### LISTED ENTRIES

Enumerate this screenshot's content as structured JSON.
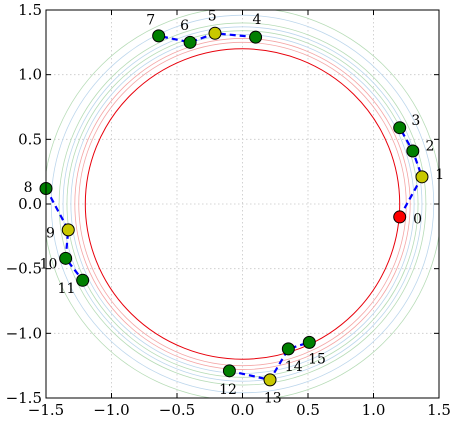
{
  "chart_data": {
    "type": "scatter",
    "xlim": [
      -1.5,
      1.5
    ],
    "ylim": [
      -1.5,
      1.5
    ],
    "grid": true,
    "x_ticks": [
      -1.5,
      -1.0,
      -0.5,
      0.0,
      0.5,
      1.0,
      1.5
    ],
    "y_ticks": [
      -1.5,
      -1.0,
      -0.5,
      0.0,
      0.5,
      1.0,
      1.5
    ],
    "x_tick_labels": [
      "−1.5",
      "−1.0",
      "−0.5",
      "0.0",
      "0.5",
      "1.0",
      "1.5"
    ],
    "y_tick_labels": [
      "−1.5",
      "−1.0",
      "−0.5",
      "0.0",
      "0.5",
      "1.0",
      "1.5"
    ],
    "circles": [
      {
        "r": 1.2,
        "color": "#e8000b"
      },
      {
        "r": 1.25,
        "color": "#f4a6a6"
      },
      {
        "r": 1.28,
        "color": "#f4a6a6"
      },
      {
        "r": 1.31,
        "color": "#bcd6ec"
      },
      {
        "r": 1.34,
        "color": "#b7dcb7"
      },
      {
        "r": 1.37,
        "color": "#bcd6ec"
      },
      {
        "r": 1.4,
        "color": "#b7dcb7"
      },
      {
        "r": 1.46,
        "color": "#bcd6ec"
      },
      {
        "r": 1.52,
        "color": "#b7dcb7"
      }
    ],
    "path_color": "#0000ff",
    "points": [
      {
        "label": "0",
        "x": 1.2,
        "y": -0.1,
        "color": "#ff0000"
      },
      {
        "label": "1",
        "x": 1.37,
        "y": 0.21,
        "color": "#c8c800"
      },
      {
        "label": "2",
        "x": 1.3,
        "y": 0.41,
        "color": "#007f00"
      },
      {
        "label": "3",
        "x": 1.2,
        "y": 0.59,
        "color": "#007f00"
      },
      {
        "label": "4",
        "x": 0.1,
        "y": 1.29,
        "color": "#007f00"
      },
      {
        "label": "5",
        "x": -0.21,
        "y": 1.32,
        "color": "#c8c800"
      },
      {
        "label": "6",
        "x": -0.4,
        "y": 1.25,
        "color": "#007f00"
      },
      {
        "label": "7",
        "x": -0.64,
        "y": 1.3,
        "color": "#007f00"
      },
      {
        "label": "8",
        "x": -1.5,
        "y": 0.12,
        "color": "#007f00"
      },
      {
        "label": "9",
        "x": -1.33,
        "y": -0.2,
        "color": "#c8c800"
      },
      {
        "label": "10",
        "x": -1.35,
        "y": -0.42,
        "color": "#007f00"
      },
      {
        "label": "11",
        "x": -1.22,
        "y": -0.59,
        "color": "#007f00"
      },
      {
        "label": "12",
        "x": -0.1,
        "y": -1.29,
        "color": "#007f00"
      },
      {
        "label": "13",
        "x": 0.21,
        "y": -1.36,
        "color": "#c8c800"
      },
      {
        "label": "14",
        "x": 0.35,
        "y": -1.12,
        "color": "#007f00"
      },
      {
        "label": "15",
        "x": 0.51,
        "y": -1.07,
        "color": "#007f00"
      }
    ],
    "segments": [
      [
        0,
        1,
        2,
        3
      ],
      [
        4,
        5,
        6,
        7
      ],
      [
        8,
        9,
        10,
        11
      ],
      [
        12,
        13,
        14,
        15
      ]
    ]
  }
}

### PROBLEM
All the records need to be repeated exactly, with the images dropped.

### EXERCISE OUTPUT
Enumerate this screenshot's content as structured JSON.
{
  "chart_data": {
    "type": "scatter",
    "xlim": [
      -1.5,
      1.5
    ],
    "ylim": [
      -1.5,
      1.5
    ],
    "grid": true,
    "x_ticks": [
      -1.5,
      -1.0,
      -0.5,
      0.0,
      0.5,
      1.0,
      1.5
    ],
    "y_ticks": [
      -1.5,
      -1.0,
      -0.5,
      0.0,
      0.5,
      1.0,
      1.5
    ],
    "x_tick_labels": [
      "−1.5",
      "−1.0",
      "−0.5",
      "0.0",
      "0.5",
      "1.0",
      "1.5"
    ],
    "y_tick_labels": [
      "−1.5",
      "−1.0",
      "−0.5",
      "0.0",
      "0.5",
      "1.0",
      "1.5"
    ],
    "circles": [
      {
        "r": 1.2,
        "color": "#e8000b"
      },
      {
        "r": 1.25,
        "color": "#f4a6a6"
      },
      {
        "r": 1.28,
        "color": "#f4a6a6"
      },
      {
        "r": 1.31,
        "color": "#bcd6ec"
      },
      {
        "r": 1.34,
        "color": "#b7dcb7"
      },
      {
        "r": 1.37,
        "color": "#bcd6ec"
      },
      {
        "r": 1.4,
        "color": "#b7dcb7"
      },
      {
        "r": 1.46,
        "color": "#bcd6ec"
      },
      {
        "r": 1.52,
        "color": "#b7dcb7"
      }
    ],
    "path_color": "#0000ff",
    "points": [
      {
        "label": "0",
        "x": 1.2,
        "y": -0.1,
        "color": "#ff0000"
      },
      {
        "label": "1",
        "x": 1.37,
        "y": 0.21,
        "color": "#c8c800"
      },
      {
        "label": "2",
        "x": 1.3,
        "y": 0.41,
        "color": "#007f00"
      },
      {
        "label": "3",
        "x": 1.2,
        "y": 0.59,
        "color": "#007f00"
      },
      {
        "label": "4",
        "x": 0.1,
        "y": 1.29,
        "color": "#007f00"
      },
      {
        "label": "5",
        "x": -0.21,
        "y": 1.32,
        "color": "#c8c800"
      },
      {
        "label": "6",
        "x": -0.4,
        "y": 1.25,
        "color": "#007f00"
      },
      {
        "label": "7",
        "x": -0.64,
        "y": 1.3,
        "color": "#007f00"
      },
      {
        "label": "8",
        "x": -1.5,
        "y": 0.12,
        "color": "#007f00"
      },
      {
        "label": "9",
        "x": -1.33,
        "y": -0.2,
        "color": "#c8c800"
      },
      {
        "label": "10",
        "x": -1.35,
        "y": -0.42,
        "color": "#007f00"
      },
      {
        "label": "11",
        "x": -1.22,
        "y": -0.59,
        "color": "#007f00"
      },
      {
        "label": "12",
        "x": -0.1,
        "y": -1.29,
        "color": "#007f00"
      },
      {
        "label": "13",
        "x": 0.21,
        "y": -1.36,
        "color": "#c8c800"
      },
      {
        "label": "14",
        "x": 0.35,
        "y": -1.12,
        "color": "#007f00"
      },
      {
        "label": "15",
        "x": 0.51,
        "y": -1.07,
        "color": "#007f00"
      }
    ],
    "segments": [
      [
        0,
        1,
        2,
        3
      ],
      [
        4,
        5,
        6,
        7
      ],
      [
        8,
        9,
        10,
        11
      ],
      [
        12,
        13,
        14,
        15
      ]
    ]
  }
}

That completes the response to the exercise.